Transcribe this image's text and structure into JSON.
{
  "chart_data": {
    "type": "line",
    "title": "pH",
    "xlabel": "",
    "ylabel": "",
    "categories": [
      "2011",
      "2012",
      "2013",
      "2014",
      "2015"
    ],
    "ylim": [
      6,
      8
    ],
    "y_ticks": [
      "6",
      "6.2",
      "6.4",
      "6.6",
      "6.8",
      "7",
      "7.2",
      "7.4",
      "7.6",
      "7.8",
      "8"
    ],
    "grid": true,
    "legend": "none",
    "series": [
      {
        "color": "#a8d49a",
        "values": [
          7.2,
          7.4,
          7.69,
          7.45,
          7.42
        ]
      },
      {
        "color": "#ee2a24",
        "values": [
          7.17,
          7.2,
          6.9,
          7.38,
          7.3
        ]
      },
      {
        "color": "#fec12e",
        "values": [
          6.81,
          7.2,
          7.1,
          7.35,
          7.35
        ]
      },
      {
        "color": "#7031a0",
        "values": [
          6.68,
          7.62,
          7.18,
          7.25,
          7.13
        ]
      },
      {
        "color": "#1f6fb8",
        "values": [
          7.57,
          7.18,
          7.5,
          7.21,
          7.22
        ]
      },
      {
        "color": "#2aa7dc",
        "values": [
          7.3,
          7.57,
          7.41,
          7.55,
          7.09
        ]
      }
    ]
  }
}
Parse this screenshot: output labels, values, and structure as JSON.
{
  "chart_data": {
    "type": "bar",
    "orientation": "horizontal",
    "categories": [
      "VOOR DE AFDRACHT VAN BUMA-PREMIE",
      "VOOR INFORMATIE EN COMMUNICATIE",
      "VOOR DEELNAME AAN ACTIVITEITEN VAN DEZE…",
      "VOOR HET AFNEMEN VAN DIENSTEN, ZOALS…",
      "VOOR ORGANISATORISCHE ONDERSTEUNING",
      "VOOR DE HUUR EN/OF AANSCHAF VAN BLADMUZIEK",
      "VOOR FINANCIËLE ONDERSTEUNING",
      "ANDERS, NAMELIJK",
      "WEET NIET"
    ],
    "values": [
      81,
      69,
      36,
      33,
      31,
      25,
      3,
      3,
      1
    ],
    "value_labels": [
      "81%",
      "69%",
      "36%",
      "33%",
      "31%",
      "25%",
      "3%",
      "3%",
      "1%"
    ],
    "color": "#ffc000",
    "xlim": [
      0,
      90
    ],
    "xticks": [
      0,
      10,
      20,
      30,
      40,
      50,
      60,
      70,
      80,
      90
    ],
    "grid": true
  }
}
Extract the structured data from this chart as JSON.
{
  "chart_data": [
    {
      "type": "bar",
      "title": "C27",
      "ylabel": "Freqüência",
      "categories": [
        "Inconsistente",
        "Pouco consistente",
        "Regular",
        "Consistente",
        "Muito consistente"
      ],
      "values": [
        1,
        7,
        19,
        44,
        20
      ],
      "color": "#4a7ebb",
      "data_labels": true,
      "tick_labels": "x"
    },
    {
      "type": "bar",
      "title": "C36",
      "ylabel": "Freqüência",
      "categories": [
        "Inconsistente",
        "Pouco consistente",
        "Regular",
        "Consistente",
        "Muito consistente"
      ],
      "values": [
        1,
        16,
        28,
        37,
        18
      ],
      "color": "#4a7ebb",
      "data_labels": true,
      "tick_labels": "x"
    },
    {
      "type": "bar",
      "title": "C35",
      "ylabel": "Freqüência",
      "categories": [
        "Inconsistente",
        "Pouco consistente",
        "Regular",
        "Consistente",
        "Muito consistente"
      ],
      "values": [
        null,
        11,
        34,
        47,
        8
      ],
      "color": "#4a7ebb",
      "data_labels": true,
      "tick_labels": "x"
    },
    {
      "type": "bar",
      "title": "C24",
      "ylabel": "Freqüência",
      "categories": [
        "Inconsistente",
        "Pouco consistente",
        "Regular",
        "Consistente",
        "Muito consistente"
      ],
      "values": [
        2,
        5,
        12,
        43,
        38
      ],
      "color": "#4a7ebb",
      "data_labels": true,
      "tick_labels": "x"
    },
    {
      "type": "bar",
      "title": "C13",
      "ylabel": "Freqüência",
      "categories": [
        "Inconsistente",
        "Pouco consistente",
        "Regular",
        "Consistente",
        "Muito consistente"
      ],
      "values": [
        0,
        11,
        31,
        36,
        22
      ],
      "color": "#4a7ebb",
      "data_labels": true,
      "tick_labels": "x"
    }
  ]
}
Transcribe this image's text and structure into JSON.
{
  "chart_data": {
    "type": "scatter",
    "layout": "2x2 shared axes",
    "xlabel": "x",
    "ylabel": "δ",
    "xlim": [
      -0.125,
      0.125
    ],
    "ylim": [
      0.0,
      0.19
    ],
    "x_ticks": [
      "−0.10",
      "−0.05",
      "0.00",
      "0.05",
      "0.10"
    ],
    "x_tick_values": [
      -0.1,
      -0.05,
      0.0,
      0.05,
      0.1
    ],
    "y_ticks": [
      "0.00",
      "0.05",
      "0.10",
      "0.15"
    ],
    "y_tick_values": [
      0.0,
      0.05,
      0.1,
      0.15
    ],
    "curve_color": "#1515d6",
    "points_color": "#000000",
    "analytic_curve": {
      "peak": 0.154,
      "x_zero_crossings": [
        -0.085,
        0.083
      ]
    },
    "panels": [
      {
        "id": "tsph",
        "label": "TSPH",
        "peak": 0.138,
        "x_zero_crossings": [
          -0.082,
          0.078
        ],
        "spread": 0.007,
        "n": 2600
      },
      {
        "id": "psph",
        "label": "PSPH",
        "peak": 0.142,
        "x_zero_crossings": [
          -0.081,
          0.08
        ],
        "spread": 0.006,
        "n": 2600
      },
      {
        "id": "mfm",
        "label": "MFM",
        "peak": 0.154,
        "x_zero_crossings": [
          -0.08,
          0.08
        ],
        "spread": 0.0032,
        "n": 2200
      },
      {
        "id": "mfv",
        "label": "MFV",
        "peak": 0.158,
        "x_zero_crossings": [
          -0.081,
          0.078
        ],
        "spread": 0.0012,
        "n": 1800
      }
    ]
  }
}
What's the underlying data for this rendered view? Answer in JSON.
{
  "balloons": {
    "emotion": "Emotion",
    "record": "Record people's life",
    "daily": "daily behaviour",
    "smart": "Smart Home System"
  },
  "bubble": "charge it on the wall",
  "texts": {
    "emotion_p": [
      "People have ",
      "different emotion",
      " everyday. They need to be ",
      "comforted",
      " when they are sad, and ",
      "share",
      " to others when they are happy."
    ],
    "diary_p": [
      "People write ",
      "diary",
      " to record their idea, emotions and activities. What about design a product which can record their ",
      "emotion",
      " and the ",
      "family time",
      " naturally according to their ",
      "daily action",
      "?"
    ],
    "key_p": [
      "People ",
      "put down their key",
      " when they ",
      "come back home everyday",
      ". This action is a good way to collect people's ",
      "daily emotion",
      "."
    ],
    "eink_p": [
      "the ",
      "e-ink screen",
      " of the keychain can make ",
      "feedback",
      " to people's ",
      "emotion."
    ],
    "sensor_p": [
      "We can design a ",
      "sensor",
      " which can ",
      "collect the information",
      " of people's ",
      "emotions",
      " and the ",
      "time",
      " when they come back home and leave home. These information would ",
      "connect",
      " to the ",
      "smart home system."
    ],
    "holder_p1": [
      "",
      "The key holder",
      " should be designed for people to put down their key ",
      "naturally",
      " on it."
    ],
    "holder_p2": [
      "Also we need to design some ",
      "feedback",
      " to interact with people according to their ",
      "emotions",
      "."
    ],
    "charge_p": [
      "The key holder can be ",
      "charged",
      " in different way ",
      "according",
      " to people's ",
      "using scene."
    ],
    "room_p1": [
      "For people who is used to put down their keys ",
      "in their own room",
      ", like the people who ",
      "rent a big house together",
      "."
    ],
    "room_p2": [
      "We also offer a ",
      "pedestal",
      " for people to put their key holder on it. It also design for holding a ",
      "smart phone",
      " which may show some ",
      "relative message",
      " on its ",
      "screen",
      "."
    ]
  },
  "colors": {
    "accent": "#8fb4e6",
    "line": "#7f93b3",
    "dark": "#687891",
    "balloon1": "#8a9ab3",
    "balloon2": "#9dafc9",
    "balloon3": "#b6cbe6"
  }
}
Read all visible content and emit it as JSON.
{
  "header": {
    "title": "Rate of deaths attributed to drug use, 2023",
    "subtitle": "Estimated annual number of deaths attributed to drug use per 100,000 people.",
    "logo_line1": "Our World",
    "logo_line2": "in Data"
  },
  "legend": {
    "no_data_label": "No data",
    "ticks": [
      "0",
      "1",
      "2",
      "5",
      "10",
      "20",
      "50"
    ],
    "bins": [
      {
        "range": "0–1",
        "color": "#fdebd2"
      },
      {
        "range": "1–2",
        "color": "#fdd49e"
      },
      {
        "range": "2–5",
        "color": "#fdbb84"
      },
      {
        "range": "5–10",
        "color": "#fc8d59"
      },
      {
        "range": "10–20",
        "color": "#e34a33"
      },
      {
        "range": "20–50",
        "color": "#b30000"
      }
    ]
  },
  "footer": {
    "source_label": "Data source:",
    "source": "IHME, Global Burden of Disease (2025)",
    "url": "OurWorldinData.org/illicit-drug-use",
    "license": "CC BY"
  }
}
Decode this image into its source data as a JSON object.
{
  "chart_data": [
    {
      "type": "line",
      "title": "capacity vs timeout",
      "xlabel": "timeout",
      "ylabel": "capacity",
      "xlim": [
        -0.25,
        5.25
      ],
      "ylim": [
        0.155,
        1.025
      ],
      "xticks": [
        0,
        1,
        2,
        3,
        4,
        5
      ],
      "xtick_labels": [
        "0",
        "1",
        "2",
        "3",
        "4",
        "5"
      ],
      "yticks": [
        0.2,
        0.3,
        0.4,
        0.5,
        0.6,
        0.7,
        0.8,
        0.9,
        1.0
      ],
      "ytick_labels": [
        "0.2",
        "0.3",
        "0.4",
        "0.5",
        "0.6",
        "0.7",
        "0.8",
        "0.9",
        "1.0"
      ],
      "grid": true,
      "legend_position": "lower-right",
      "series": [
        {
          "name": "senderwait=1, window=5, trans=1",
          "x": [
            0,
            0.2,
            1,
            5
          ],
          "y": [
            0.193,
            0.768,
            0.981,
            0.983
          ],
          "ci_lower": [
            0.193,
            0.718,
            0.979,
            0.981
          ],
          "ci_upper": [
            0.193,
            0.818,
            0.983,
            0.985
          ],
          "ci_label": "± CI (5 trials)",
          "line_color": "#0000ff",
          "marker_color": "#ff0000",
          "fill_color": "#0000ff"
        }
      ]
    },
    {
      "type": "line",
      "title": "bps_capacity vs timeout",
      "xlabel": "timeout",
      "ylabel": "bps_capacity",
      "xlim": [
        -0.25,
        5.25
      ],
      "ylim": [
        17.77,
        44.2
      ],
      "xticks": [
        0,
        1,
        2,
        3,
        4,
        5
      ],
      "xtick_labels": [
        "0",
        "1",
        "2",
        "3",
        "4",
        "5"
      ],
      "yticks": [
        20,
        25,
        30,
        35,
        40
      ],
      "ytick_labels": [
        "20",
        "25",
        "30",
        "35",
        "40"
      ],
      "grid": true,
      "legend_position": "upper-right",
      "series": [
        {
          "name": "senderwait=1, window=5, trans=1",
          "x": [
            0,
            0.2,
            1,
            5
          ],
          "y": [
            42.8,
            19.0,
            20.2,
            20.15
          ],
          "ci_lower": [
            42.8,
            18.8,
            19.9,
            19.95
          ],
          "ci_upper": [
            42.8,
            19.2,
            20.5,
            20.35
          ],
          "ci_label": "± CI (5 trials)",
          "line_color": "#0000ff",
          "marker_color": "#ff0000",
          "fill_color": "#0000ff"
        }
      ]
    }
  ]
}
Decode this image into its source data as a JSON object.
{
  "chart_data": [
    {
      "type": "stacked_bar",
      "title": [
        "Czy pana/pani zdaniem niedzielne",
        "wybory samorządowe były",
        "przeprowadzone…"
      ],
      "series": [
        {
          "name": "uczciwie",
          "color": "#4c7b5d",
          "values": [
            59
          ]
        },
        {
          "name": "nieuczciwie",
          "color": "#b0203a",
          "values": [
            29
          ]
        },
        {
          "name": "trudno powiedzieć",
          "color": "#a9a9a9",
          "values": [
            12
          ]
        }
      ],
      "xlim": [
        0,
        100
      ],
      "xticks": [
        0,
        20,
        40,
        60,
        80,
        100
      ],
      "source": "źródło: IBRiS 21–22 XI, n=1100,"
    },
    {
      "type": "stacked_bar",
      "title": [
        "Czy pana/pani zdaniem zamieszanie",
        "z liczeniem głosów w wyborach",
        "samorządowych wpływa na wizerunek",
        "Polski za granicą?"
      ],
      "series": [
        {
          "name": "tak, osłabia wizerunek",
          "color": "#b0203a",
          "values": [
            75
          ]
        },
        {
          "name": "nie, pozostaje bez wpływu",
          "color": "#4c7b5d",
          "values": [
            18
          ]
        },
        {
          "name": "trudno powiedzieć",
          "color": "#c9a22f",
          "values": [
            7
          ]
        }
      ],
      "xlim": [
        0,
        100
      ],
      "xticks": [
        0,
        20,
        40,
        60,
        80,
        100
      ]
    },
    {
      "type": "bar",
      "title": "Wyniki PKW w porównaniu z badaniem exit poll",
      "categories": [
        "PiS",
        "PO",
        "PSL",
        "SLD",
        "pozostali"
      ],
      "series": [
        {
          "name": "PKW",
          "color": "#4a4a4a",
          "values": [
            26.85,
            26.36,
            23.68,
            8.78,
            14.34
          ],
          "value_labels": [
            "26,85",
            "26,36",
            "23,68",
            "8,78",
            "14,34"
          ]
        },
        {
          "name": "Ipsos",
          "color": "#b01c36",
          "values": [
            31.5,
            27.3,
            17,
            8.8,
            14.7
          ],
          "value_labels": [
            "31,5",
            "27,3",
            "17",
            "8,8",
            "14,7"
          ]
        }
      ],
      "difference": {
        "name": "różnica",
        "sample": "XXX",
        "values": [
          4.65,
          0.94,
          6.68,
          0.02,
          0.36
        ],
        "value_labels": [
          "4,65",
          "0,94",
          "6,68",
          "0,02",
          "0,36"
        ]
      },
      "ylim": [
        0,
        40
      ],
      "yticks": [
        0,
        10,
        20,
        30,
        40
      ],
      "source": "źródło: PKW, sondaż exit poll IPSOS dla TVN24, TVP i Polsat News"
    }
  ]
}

# GOAL
Find each line in the records holding the string "source" and show it.

# ANSWER TO THIS PROBLEM
    "source_label": "Data source:",
    "source": "IHME, Global Burden of Disease (2025)",
Decode this image into its source data as a JSON object.
Decode this image into its source data as a JSON object.
      "source": "źródło: IBRiS 21–22 XI, n=1100,"
      "source": "źródło: PKW, sondaż exit poll IPSOS dla TVN24, TVP i Polsat News"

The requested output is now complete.